Text:
Okay, perhaps my cynicism has made me a bit delusional, but I noticed that there is a national movement to celebrate Lemonade Day every year in May–not on Memorial Day, mind you, but on May 1, which I believe continues to be International Workers’ Day for many countries around the world. So why draft yet another celebration day for an already cluttered American calendar? And why put on (or very close to) May 1?
Lemonade Day celebrates entrepreneurship, which in the political lexicon of our contemporary moment could credibly be considered the ideological opposite of a day that celebrates labor. On the website created to promote Lemonade Day, the organizers explain that they want communities–meaning families, businesses and schools–to help create the next generation of entrepreneurs. Accordingly, “Kids plan for success by setting goals, creating budgets, securing investors, selecting a site, purchasing supplies, serving customers, making a profit, repaying investors and giving back to the community. This fun, free and exciting program encourages participants to ‘save a little, spend a little, share a little,’ instilling valuable principles that will help prepare them for life.” And after all, we know that managerial values form organically and are unimpeachable. Parents and schools can simply feed kids these “principles” without a shred of ambiguity and conflict. And God blesses America, too.

Raw data:
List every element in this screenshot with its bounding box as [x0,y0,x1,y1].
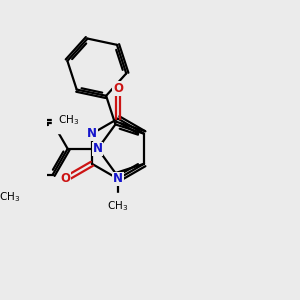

Task prompt: Resume the piece on Lemonade Day after its final sentence. You won't need the lines.

Answer for the task:
The creative genius behind this movement is Michael Holthouse, a Houston-based businessman who made a fortune in the telecommunication business and now operates or contributes to a series of non-profits that seek to rescue at-risk kids by offering them the holy grail the American life–the business plan. In a powerpoint presentation promoting Holthouse’s approach, he frames the imperative for our time as a choice between a future of gang-bangers or happy little girls with a lemonade stand that basks in sunny racial harmony. But clearly Holthouse does not imagine he is merely a social reformer–he is no Rauschenbusch–rather he pushes the American Dream, that ubiquitous ideal open to all but clearly only achieved by the kind of success enjoyed by Holthouse.
In a era during in which the idea of labor seems exiled to some Manichean universe, despite the ravages of unemployment, and murals of workers painted by a patriotic American (and daughter of a war veteran, to boot) are being taken down in Maine, the rise of lemonade stands on May 1, 2011 might appear as one of those signposts in a new age of fracture.